----- Items -----

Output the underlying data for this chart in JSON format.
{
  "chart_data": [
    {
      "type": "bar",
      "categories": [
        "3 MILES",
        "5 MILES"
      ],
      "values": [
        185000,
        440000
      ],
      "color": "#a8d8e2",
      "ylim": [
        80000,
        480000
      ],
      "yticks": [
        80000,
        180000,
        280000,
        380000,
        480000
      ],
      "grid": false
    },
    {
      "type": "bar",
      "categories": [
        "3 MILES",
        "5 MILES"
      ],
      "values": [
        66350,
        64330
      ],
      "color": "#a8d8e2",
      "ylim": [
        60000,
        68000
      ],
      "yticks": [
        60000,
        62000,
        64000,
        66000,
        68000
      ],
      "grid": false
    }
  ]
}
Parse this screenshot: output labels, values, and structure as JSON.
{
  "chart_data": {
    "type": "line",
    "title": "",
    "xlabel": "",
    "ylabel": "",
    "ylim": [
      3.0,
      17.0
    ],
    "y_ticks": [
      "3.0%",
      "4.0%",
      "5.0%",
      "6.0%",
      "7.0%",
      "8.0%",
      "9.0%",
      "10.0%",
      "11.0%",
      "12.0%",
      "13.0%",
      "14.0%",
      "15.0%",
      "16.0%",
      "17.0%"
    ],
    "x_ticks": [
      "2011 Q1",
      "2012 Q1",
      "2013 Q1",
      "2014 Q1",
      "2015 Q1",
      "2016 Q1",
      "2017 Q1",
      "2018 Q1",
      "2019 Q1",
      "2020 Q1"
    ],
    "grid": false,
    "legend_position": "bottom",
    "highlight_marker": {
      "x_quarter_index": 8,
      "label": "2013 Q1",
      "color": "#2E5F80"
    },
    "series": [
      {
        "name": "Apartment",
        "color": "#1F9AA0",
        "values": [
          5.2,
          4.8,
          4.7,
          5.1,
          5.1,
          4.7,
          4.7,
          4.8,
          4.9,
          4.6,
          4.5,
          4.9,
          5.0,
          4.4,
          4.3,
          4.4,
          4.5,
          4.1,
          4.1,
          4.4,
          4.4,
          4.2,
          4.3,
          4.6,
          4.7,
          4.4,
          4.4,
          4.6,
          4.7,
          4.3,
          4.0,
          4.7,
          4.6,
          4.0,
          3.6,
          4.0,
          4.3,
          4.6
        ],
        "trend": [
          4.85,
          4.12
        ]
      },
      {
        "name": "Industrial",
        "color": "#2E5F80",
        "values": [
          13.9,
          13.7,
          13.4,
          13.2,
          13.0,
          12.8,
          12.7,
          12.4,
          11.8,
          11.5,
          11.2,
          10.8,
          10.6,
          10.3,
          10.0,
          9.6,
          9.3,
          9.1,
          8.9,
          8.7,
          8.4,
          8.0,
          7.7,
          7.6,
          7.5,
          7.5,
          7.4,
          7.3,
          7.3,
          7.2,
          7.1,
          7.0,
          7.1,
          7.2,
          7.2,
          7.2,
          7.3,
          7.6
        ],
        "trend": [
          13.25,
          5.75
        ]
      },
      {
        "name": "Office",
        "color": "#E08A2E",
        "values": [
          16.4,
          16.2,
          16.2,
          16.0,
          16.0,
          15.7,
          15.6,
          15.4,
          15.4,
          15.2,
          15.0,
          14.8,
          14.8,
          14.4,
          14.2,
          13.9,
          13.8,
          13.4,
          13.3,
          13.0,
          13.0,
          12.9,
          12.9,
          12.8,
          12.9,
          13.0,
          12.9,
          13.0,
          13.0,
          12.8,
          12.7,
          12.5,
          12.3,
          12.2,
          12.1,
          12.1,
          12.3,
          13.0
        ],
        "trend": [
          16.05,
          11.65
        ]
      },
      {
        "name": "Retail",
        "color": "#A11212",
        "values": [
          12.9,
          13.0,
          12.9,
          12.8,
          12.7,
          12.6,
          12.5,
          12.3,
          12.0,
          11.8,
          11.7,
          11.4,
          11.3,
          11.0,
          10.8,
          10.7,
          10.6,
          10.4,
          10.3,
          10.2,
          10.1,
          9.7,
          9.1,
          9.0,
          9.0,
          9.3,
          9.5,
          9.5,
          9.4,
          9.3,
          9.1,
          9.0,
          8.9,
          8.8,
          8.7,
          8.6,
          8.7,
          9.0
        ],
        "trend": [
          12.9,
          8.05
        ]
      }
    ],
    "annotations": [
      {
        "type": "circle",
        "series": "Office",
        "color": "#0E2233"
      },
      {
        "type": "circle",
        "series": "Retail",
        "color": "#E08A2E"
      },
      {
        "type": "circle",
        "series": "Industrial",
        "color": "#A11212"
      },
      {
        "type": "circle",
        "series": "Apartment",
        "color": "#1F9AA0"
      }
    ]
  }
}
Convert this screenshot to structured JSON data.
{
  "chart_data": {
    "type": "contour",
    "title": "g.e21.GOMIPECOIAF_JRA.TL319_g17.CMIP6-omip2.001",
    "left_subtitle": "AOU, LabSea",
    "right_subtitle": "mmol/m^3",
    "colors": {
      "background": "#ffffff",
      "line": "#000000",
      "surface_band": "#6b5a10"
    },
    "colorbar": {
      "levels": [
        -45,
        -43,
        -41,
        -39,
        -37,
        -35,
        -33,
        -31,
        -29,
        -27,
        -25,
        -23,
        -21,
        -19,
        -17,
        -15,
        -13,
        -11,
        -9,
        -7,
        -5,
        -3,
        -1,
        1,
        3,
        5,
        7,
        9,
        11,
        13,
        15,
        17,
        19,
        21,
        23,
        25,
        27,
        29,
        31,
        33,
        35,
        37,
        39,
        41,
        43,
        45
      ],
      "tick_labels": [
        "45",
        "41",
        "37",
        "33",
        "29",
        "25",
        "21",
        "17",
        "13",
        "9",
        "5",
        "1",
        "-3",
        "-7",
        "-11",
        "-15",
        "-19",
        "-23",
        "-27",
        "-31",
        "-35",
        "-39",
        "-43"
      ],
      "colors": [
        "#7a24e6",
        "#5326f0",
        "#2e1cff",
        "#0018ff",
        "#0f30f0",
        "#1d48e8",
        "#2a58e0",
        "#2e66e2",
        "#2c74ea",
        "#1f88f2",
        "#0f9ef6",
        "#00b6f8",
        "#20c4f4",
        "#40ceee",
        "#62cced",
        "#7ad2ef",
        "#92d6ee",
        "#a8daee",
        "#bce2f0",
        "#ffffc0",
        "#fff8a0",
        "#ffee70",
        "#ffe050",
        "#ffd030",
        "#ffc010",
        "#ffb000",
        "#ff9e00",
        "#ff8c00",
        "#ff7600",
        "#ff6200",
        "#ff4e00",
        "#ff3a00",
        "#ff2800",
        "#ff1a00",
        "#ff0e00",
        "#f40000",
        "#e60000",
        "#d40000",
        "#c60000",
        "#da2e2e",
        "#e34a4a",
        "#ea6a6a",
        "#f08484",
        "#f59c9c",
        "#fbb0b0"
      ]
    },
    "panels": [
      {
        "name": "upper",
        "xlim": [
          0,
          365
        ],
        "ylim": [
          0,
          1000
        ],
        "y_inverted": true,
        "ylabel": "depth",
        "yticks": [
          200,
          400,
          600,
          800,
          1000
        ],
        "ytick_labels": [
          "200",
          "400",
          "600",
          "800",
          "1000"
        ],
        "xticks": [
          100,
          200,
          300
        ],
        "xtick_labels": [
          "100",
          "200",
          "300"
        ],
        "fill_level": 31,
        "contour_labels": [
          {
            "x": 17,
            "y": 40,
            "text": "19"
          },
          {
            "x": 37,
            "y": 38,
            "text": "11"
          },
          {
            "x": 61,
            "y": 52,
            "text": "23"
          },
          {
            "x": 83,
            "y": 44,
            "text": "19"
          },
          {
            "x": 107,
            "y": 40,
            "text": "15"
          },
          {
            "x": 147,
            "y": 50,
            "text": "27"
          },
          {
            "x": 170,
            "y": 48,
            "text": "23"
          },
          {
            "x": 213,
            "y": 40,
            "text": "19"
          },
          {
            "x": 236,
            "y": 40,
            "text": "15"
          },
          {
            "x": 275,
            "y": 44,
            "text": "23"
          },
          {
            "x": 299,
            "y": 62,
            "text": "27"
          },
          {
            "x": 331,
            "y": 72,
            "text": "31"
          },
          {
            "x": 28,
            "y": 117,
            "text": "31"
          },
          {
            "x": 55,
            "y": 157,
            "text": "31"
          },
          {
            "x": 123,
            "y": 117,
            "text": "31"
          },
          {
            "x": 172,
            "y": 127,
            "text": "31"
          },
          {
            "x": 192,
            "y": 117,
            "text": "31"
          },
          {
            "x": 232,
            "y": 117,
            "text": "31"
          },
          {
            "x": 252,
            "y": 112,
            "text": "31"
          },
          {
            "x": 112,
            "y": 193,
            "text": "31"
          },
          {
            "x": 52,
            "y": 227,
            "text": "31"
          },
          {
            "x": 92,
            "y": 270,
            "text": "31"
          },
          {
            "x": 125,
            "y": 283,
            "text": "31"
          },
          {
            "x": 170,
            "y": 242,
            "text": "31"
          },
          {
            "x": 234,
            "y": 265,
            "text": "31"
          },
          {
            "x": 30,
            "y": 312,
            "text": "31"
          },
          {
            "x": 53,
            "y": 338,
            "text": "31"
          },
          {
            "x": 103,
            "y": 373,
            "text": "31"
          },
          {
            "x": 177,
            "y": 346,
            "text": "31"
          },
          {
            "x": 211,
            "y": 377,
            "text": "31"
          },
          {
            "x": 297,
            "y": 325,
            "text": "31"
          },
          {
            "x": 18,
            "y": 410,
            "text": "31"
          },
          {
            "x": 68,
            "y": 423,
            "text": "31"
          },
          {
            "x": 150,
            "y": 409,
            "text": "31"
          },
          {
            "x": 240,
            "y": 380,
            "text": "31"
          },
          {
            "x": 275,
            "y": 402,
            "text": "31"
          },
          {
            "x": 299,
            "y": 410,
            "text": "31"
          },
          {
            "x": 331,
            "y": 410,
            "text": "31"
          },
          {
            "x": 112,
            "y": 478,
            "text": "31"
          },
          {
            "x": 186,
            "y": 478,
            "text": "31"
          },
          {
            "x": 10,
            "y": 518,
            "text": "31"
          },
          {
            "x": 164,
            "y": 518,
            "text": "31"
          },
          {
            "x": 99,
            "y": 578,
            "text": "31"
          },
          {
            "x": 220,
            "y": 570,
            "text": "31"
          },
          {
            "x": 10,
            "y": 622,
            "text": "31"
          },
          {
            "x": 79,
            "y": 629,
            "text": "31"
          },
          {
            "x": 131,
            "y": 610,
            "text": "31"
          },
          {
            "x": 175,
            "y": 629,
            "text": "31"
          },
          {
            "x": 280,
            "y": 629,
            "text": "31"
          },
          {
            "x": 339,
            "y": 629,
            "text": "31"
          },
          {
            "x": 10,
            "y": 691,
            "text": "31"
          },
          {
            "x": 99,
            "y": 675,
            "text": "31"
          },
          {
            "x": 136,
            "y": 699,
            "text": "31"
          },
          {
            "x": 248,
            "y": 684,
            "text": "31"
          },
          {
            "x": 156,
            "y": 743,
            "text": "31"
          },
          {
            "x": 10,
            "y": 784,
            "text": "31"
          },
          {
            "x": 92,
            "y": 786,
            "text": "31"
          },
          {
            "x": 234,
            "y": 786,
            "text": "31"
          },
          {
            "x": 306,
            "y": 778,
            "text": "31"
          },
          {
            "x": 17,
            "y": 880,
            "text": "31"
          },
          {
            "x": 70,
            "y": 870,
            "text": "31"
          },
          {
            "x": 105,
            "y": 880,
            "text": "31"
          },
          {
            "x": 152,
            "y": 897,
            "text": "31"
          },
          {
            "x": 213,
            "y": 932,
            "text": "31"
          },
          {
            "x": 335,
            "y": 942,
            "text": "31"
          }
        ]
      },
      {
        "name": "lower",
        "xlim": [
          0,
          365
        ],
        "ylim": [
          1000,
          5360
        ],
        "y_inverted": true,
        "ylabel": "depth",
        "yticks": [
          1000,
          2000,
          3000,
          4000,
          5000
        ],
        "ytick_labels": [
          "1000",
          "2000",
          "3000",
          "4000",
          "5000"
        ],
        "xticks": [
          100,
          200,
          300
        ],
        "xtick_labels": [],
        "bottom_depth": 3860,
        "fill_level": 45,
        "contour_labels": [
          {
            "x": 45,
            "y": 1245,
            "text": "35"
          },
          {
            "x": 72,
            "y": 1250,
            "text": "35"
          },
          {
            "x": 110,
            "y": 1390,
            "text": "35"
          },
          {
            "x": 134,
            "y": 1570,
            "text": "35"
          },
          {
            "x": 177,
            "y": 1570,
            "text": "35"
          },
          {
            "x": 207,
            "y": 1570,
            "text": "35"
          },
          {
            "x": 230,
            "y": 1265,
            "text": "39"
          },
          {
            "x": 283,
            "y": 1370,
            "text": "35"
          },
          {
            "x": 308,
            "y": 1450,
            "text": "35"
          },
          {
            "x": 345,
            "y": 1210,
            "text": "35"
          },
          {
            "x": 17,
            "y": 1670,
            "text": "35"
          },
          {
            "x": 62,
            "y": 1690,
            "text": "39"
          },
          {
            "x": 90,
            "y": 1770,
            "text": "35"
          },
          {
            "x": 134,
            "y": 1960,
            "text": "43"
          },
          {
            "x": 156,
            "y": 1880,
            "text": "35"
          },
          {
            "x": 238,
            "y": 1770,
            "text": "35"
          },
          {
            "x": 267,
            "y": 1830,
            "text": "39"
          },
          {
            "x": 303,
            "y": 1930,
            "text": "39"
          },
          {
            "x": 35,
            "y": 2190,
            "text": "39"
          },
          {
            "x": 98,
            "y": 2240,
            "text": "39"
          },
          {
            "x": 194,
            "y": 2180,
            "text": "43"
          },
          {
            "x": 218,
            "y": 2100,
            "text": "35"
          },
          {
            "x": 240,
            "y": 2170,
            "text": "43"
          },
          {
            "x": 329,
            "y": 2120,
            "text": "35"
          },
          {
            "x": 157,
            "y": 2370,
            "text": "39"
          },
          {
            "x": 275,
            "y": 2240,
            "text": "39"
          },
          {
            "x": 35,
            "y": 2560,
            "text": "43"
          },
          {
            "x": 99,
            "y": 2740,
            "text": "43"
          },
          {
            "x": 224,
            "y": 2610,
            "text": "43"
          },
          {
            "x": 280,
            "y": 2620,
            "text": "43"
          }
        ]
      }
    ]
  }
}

-----

Work instructions ::
Provide the number of lines in the data above that contain the string "name", and nothing else.

Solved exercise ::
6